-- Given data start --

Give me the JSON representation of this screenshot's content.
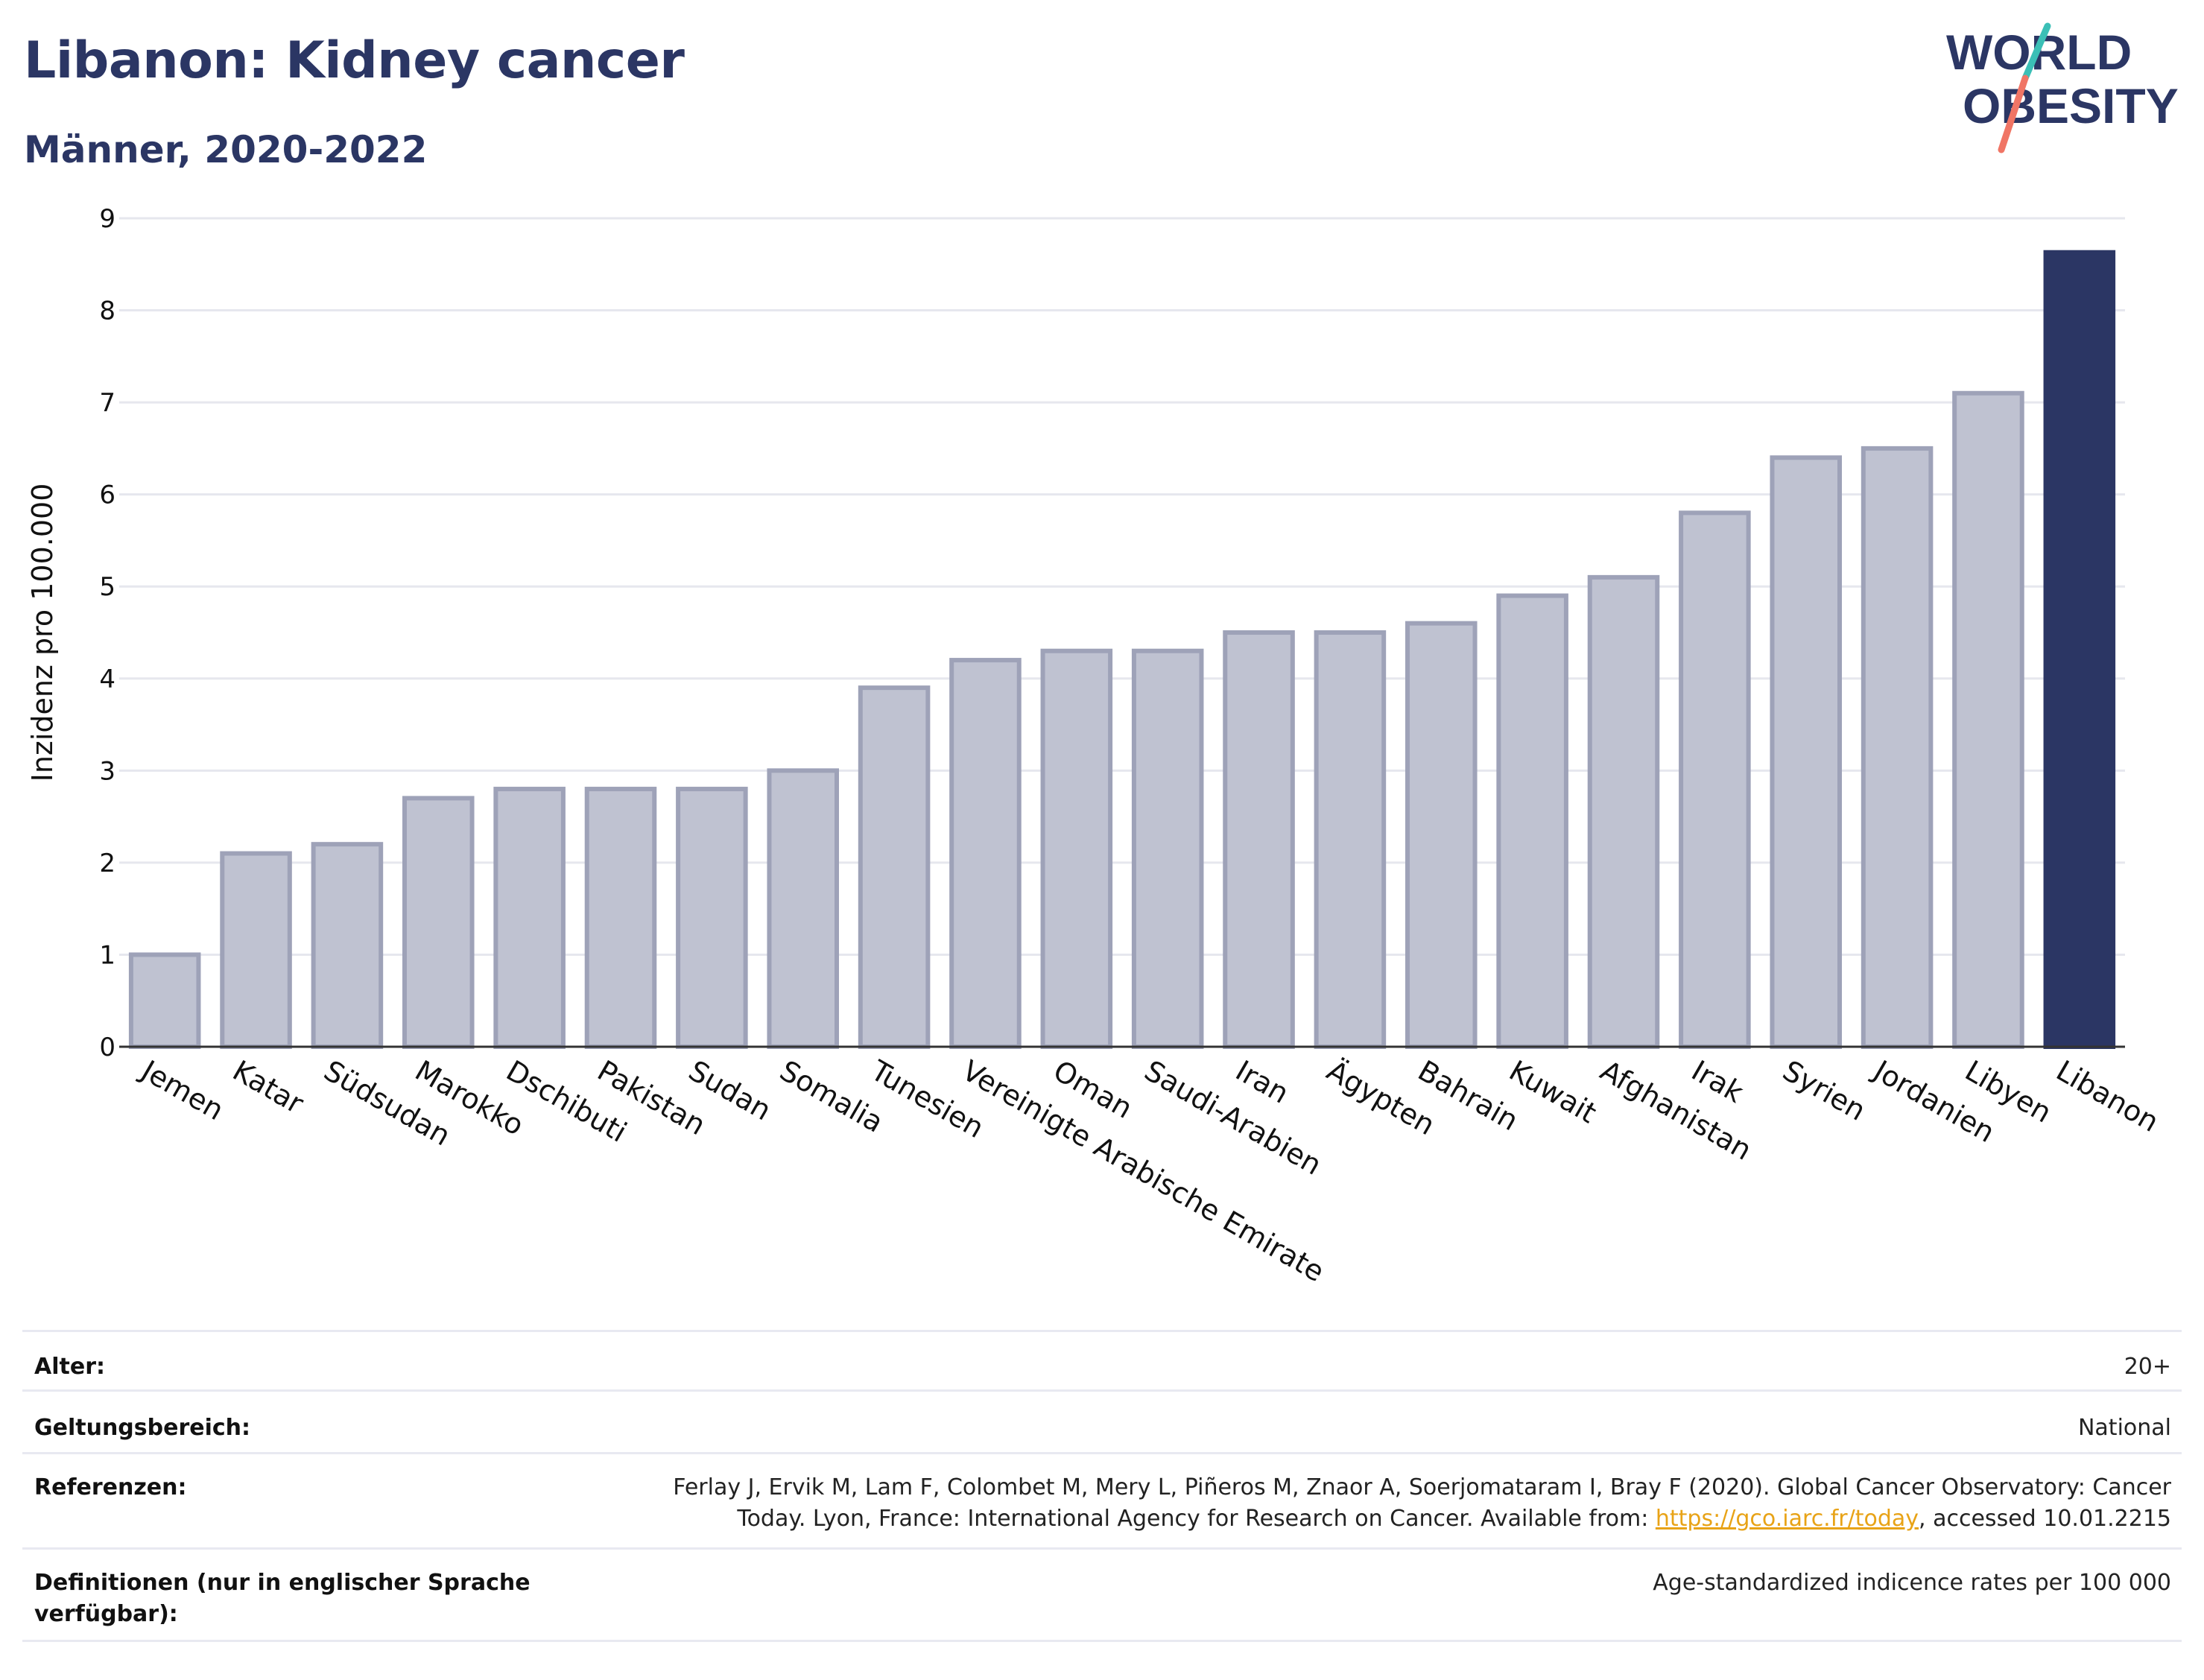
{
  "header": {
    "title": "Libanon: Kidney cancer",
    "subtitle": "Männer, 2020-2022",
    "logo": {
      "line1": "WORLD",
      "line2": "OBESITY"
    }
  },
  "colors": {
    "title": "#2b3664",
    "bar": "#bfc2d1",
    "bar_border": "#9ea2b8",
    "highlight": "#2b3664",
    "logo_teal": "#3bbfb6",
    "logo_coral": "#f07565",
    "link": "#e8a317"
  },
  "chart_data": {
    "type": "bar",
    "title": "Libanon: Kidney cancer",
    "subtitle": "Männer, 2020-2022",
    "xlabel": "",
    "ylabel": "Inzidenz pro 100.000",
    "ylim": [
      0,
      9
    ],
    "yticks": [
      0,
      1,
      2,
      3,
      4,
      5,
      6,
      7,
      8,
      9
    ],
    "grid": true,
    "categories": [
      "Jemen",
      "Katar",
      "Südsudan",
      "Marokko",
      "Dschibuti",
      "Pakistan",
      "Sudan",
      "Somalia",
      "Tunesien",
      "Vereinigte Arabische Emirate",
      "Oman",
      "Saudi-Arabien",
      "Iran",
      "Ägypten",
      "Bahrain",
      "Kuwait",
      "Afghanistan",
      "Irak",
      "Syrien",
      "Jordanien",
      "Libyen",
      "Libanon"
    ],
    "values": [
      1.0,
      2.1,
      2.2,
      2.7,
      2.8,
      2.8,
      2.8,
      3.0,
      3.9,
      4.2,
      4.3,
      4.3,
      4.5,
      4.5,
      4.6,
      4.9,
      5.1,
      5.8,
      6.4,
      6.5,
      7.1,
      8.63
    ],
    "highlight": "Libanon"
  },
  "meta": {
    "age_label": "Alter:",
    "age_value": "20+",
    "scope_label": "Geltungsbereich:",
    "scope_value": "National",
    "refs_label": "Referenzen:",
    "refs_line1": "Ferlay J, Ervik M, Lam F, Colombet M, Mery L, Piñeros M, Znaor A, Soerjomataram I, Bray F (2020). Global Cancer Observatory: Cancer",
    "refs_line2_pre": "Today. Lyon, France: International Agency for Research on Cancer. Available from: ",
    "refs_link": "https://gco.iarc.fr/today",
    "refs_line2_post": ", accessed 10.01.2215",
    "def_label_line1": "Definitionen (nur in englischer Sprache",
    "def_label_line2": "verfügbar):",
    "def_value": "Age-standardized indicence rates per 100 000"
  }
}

-- Given data end --

What this task involves: Could you reproduce every record above exactly, leaving out the pictures?

Correct output:
Give me the JSON representation of this screenshot's content.
{
  "header": {
    "title": "Libanon: Kidney cancer",
    "subtitle": "Männer, 2020-2022",
    "logo": {
      "line1": "WORLD",
      "line2": "OBESITY"
    }
  },
  "colors": {
    "title": "#2b3664",
    "bar": "#bfc2d1",
    "bar_border": "#9ea2b8",
    "highlight": "#2b3664",
    "logo_teal": "#3bbfb6",
    "logo_coral": "#f07565",
    "link": "#e8a317"
  },
  "chart_data": {
    "type": "bar",
    "title": "Libanon: Kidney cancer",
    "subtitle": "Männer, 2020-2022",
    "xlabel": "",
    "ylabel": "Inzidenz pro 100.000",
    "ylim": [
      0,
      9
    ],
    "yticks": [
      0,
      1,
      2,
      3,
      4,
      5,
      6,
      7,
      8,
      9
    ],
    "grid": true,
    "categories": [
      "Jemen",
      "Katar",
      "Südsudan",
      "Marokko",
      "Dschibuti",
      "Pakistan",
      "Sudan",
      "Somalia",
      "Tunesien",
      "Vereinigte Arabische Emirate",
      "Oman",
      "Saudi-Arabien",
      "Iran",
      "Ägypten",
      "Bahrain",
      "Kuwait",
      "Afghanistan",
      "Irak",
      "Syrien",
      "Jordanien",
      "Libyen",
      "Libanon"
    ],
    "values": [
      1.0,
      2.1,
      2.2,
      2.7,
      2.8,
      2.8,
      2.8,
      3.0,
      3.9,
      4.2,
      4.3,
      4.3,
      4.5,
      4.5,
      4.6,
      4.9,
      5.1,
      5.8,
      6.4,
      6.5,
      7.1,
      8.63
    ],
    "highlight": "Libanon"
  },
  "meta": {
    "age_label": "Alter:",
    "age_value": "20+",
    "scope_label": "Geltungsbereich:",
    "scope_value": "National",
    "refs_label": "Referenzen:",
    "refs_line1": "Ferlay J, Ervik M, Lam F, Colombet M, Mery L, Piñeros M, Znaor A, Soerjomataram I, Bray F (2020). Global Cancer Observatory: Cancer",
    "refs_line2_pre": "Today. Lyon, France: International Agency for Research on Cancer. Available from: ",
    "refs_link": "https://gco.iarc.fr/today",
    "refs_line2_post": ", accessed 10.01.2215",
    "def_label_line1": "Definitionen (nur in englischer Sprache",
    "def_label_line2": "verfügbar):",
    "def_value": "Age-standardized indicence rates per 100 000"
  }
}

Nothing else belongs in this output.